#### Entries supplied
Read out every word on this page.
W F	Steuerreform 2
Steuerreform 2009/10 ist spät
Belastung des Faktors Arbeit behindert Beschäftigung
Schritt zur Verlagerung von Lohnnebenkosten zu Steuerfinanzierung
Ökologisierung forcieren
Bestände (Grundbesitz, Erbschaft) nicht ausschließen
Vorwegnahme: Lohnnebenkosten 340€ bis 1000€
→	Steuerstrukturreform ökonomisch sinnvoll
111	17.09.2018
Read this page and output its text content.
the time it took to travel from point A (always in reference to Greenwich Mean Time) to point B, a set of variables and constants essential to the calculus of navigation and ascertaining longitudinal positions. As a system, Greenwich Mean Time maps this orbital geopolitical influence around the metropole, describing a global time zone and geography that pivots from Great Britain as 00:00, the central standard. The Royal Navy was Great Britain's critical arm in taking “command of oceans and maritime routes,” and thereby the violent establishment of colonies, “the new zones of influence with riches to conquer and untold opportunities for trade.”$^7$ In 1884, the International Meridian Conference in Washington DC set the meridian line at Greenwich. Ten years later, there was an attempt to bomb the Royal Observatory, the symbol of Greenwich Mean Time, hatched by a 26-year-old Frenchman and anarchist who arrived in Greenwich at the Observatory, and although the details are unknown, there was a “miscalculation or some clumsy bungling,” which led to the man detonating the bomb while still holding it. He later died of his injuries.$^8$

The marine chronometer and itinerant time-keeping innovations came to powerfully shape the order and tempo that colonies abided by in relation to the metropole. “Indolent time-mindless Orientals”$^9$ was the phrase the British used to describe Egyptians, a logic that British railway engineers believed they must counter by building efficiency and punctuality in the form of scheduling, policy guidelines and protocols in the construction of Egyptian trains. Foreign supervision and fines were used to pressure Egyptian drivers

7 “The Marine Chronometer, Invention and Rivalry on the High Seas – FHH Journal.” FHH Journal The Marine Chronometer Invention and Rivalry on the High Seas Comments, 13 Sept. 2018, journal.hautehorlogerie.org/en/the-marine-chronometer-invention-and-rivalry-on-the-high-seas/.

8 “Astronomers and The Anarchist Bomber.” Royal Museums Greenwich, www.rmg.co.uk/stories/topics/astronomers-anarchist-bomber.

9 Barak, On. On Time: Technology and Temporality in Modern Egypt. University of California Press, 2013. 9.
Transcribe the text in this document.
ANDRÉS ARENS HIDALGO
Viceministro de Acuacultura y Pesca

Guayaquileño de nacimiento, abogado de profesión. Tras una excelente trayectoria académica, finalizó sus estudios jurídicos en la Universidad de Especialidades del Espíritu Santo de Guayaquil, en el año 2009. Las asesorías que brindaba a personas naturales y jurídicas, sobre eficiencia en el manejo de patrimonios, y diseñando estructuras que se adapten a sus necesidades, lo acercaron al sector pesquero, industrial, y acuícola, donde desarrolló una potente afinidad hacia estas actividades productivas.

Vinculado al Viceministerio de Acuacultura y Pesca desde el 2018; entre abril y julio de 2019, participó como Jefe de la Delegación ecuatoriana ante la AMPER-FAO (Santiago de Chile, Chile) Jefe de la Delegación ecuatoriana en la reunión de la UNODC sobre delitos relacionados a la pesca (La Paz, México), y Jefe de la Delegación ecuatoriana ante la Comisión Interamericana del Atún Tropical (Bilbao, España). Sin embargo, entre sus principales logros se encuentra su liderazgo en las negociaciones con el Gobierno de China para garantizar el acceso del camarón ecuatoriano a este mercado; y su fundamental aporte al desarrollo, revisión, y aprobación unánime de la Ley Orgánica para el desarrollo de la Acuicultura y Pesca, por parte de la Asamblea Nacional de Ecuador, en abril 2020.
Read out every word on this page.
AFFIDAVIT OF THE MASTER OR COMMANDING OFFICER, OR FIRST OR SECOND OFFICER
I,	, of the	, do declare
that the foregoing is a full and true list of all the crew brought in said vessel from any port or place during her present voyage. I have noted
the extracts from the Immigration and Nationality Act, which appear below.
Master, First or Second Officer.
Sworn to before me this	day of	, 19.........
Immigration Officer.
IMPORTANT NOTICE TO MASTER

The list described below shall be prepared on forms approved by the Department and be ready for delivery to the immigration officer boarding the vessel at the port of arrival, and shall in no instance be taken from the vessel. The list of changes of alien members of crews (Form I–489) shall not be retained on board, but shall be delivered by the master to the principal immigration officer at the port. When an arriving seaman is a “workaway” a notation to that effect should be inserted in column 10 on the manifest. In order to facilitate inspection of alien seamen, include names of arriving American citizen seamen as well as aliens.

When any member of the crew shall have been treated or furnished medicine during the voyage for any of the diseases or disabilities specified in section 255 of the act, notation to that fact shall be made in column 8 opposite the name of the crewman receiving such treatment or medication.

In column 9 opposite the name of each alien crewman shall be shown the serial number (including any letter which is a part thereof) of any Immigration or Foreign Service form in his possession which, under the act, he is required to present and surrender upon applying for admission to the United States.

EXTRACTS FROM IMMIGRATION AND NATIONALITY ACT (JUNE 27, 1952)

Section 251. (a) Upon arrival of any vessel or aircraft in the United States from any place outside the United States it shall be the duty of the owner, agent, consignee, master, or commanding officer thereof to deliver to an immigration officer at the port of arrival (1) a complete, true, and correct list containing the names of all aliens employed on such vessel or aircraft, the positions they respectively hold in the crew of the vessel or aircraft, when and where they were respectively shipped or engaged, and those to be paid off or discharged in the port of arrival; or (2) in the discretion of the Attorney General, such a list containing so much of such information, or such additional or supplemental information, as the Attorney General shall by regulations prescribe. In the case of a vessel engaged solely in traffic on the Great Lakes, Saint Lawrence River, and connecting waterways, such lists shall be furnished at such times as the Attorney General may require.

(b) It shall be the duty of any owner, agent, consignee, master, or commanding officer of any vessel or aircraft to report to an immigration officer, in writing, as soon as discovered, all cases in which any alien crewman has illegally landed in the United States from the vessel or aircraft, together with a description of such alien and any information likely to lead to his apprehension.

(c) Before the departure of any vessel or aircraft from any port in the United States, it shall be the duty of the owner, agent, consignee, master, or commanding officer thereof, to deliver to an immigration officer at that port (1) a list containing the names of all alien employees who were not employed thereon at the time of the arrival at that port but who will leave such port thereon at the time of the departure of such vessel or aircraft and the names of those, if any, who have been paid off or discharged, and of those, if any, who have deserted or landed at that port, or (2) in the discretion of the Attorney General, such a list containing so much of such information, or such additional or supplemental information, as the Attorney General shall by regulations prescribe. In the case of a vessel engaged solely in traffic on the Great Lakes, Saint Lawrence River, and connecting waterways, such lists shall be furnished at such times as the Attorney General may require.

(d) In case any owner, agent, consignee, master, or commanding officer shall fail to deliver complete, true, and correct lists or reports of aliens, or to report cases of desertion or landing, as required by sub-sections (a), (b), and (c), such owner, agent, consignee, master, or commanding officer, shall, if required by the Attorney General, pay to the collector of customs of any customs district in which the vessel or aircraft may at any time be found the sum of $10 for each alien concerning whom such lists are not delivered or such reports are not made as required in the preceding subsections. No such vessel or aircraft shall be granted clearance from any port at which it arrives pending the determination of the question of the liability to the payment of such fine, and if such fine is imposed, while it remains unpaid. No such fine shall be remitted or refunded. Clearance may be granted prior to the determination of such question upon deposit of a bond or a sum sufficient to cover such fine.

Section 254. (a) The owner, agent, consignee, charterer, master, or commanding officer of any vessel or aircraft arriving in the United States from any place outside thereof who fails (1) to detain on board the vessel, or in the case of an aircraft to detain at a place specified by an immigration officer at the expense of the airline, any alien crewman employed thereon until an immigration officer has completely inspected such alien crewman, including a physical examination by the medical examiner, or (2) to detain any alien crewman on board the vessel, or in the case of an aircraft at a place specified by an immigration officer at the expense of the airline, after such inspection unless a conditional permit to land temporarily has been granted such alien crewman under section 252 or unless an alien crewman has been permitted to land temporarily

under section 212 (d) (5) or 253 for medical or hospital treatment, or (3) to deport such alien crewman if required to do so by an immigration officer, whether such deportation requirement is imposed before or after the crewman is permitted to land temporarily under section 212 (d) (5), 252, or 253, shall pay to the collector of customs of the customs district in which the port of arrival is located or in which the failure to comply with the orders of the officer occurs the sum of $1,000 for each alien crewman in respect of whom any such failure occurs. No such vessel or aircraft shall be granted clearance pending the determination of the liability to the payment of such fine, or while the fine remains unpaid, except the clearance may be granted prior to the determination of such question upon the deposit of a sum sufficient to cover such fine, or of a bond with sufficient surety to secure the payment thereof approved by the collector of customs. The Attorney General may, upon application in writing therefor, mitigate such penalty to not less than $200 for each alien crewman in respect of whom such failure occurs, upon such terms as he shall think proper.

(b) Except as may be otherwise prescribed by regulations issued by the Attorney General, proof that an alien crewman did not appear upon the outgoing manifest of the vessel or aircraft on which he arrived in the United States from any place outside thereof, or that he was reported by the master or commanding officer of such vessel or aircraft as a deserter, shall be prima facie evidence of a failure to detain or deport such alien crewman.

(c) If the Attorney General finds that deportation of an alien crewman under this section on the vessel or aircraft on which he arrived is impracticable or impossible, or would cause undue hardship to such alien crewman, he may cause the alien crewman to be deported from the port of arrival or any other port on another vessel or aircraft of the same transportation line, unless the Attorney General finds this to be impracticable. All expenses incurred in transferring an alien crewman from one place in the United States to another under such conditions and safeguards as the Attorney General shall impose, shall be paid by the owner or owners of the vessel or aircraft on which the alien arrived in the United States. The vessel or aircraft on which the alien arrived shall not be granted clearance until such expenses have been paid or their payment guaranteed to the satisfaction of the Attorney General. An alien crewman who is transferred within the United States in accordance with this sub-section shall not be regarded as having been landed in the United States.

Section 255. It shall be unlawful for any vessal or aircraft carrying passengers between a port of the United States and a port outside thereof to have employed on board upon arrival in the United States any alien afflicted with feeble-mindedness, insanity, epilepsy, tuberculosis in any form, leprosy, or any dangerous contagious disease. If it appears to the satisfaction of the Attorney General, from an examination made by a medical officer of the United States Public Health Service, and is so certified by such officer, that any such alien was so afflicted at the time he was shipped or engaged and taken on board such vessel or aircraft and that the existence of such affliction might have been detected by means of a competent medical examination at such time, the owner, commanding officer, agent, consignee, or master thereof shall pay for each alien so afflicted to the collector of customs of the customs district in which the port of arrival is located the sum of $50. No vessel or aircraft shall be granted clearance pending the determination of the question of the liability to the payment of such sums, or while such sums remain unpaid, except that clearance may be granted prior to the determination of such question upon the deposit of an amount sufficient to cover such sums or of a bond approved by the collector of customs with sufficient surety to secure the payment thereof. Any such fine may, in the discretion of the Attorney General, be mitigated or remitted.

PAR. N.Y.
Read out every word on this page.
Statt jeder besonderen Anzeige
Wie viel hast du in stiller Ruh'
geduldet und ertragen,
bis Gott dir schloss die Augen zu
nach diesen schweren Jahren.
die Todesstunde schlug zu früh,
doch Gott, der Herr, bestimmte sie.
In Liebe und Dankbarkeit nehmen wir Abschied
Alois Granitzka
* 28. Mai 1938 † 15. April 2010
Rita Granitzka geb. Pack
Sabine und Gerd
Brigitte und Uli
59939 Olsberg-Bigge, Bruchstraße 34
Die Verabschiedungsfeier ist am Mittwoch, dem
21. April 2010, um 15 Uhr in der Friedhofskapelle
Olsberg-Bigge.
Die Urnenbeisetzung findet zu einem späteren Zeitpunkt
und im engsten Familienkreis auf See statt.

#### Exercise details
Look for "temporarily" and pull out every line that has it.

#### Complete response
Section 254. (a) The owner, agent, consignee, charterer, master, or commanding officer of any vessel or aircraft arriving in the United States from any place outside thereof who fails (1) to detain on board the vessel, or in the case of an aircraft to detain at a place specified by an immigration officer at the expense of the airline, any alien crewman employed thereon until an immigration officer has completely inspected such alien crewman, including a physical examination by the medical examiner, or (2) to detain any alien crewman on board the vessel, or in the case of an aircraft at a place specified by an immigration officer at the expense of the airline, after such inspection unless a conditional permit to land temporarily has been granted such alien crewman under section 252 or unless an alien crewman has been permitted to land temporarily
under section 212 (d) (5) or 253 for medical or hospital treatment, or (3) to deport such alien crewman if required to do so by an immigration officer, whether such deportation requirement is imposed before or after the crewman is permitted to land temporarily under section 212 (d) (5), 252, or 253, shall pay to the collector of customs of the customs district in which the port of arrival is located or in which the failure to comply with the orders of the officer occurs the sum of $1,000 for each alien crewman in respect of whom any such failure occurs. No such vessel or aircraft shall be granted clearance pending the determination of the liability to the payment of such fine, or while the fine remains unpaid, except the clearance may be granted prior to the determination of such question upon the deposit of a sum sufficient to cover such fine, or of a bond with sufficient surety to secure the payment thereof approved by the collector of customs. The Attorney General may, upon application in writing therefor, mitigate such penalty to not less than $200 for each alien crewman in respect of whom such failure occurs, upon such terms as he shall think proper.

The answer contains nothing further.